WORK TO BE COMPLETED
Skip the pictures and repeat each line of the data exactly.

----

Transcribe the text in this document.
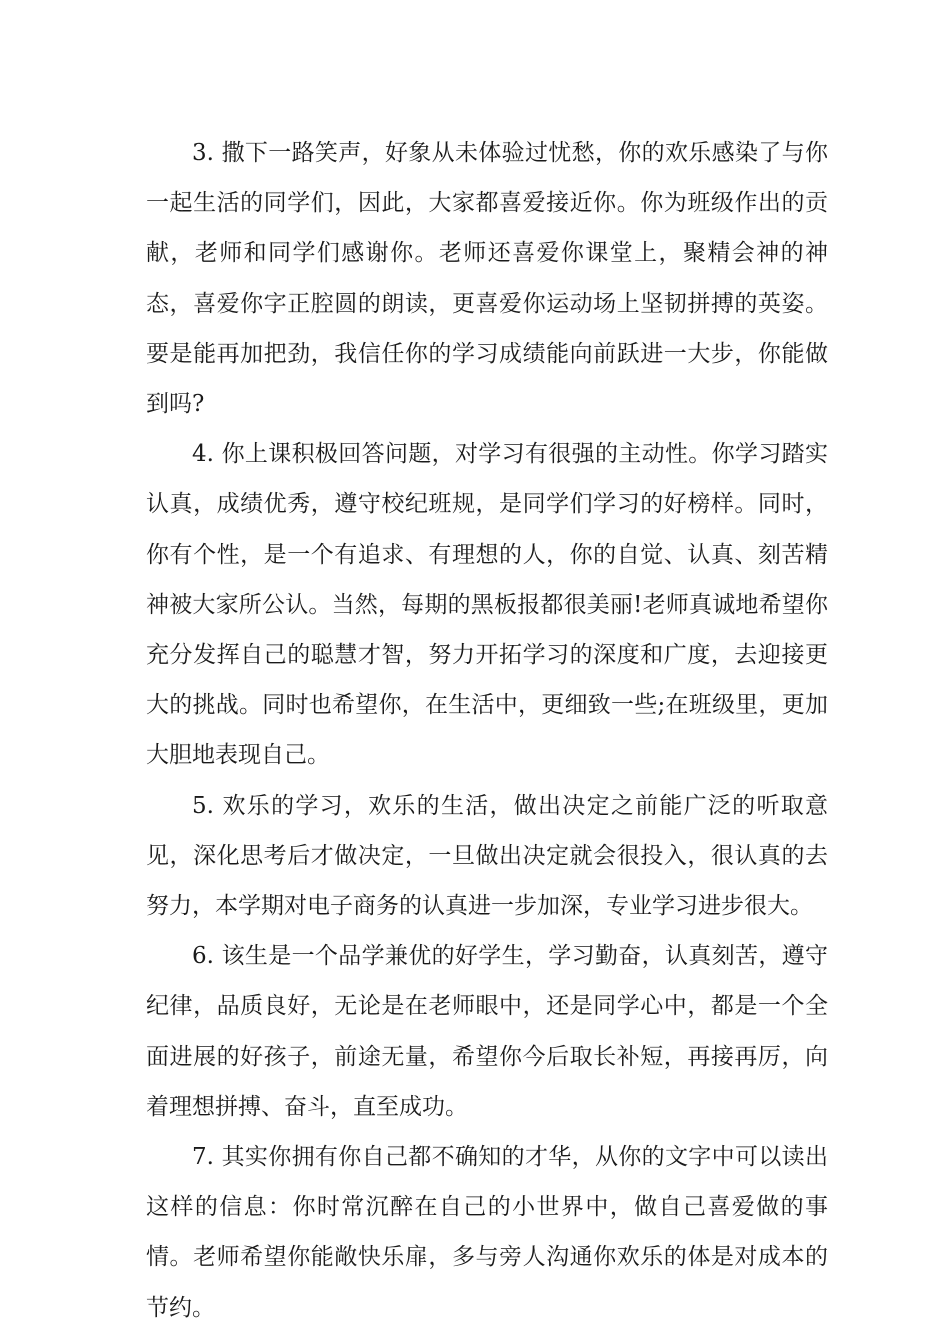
3. 撒下一路笑声，好象从未体验过忧愁，你的欢乐感染了与你一起生活的同学们，因此，大家都喜爱接近你。你为班级作出的贡献，老师和同学们感谢你。老师还喜爱你课堂上，聚精会神的神态，喜爱你字正腔圆的朗读，更喜爱你运动场上坚韧拼搏的英姿。要是能再加把劲，我信任你的学习成绩能向前跃进一大步，你能做到吗?

4. 你上课积极回答问题，对学习有很强的主动性。你学习踏实认真，成绩优秀，遵守校纪班规，是同学们学习的好榜样。同时，你有个性，是一个有追求、有理想的人，你的自觉、认真、刻苦精神被大家所公认。当然，每期的黑板报都很美丽!老师真诚地希望你充分发挥自己的聪慧才智，努力开拓学习的深度和广度，去迎接更大的挑战。同时也希望你，在生活中，更细致一些;在班级里，更加大胆地表现自己。

5. 欢乐的学习，欢乐的生活，做出决定之前能广泛的听取意见，深化思考后才做决定，一旦做出决定就会很投入，很认真的去努力，本学期对电子商务的认真进一步加深，专业学习进步很大。

6. 该生是一个品学兼优的好学生，学习勤奋，认真刻苦，遵守纪律，品质良好，无论是在老师眼中，还是同学心中，都是一个全面进展的好孩子，前途无量，希望你今后取长补短，再接再厉，向着理想拼搏、奋斗，直至成功。

7. 其实你拥有你自己都不确知的才华，从你的文字中可以读出这样的信息：你时常沉醉在自己的小世界中，做自己喜爱做的事情。老师希望你能敞快乐扉，多与旁人沟通你欢乐的体是对成本的节约。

----

RESPONSE TO THE TASK
Transcribe the text in this document.
3. 撒下一路笑声，好象从未体验过忧愁，你的欢乐感染了与你一起生活的同学们，因此，大家都喜爱接近你。你为班级作出的贡献，老师和同学们感谢你。老师还喜爱你课堂上，聚精会神的神态，喜爱你字正腔圆的朗读，更喜爱你运动场上坚韧拼搏的英姿。要是能再加把劲，我信任你的学习成绩能向前跃进一大步，你能做到吗?

4. 你上课积极回答问题，对学习有很强的主动性。你学习踏实认真，成绩优秀，遵守校纪班规，是同学们学习的好榜样。同时，你有个性，是一个有追求、有理想的人，你的自觉、认真、刻苦精神被大家所公认。当然，每期的黑板报都很美丽!老师真诚地希望你充分发挥自己的聪慧才智，努力开拓学习的深度和广度，去迎接更大的挑战。同时也希望你，在生活中，更细致一些;在班级里，更加大胆地表现自己。

5. 欢乐的学习，欢乐的生活，做出决定之前能广泛的听取意见，深化思考后才做决定，一旦做出决定就会很投入，很认真的去努力，本学期对电子商务的认真进一步加深，专业学习进步很大。

6. 该生是一个品学兼优的好学生，学习勤奋，认真刻苦，遵守纪律，品质良好，无论是在老师眼中，还是同学心中，都是一个全面进展的好孩子，前途无量，希望你今后取长补短，再接再厉，向着理想拼搏、奋斗，直至成功。

7. 其实你拥有你自己都不确知的才华，从你的文字中可以读出这样的信息：你时常沉醉在自己的小世界中，做自己喜爱做的事情。老师希望你能敞快乐扉，多与旁人沟通你欢乐的体是对成本的节约。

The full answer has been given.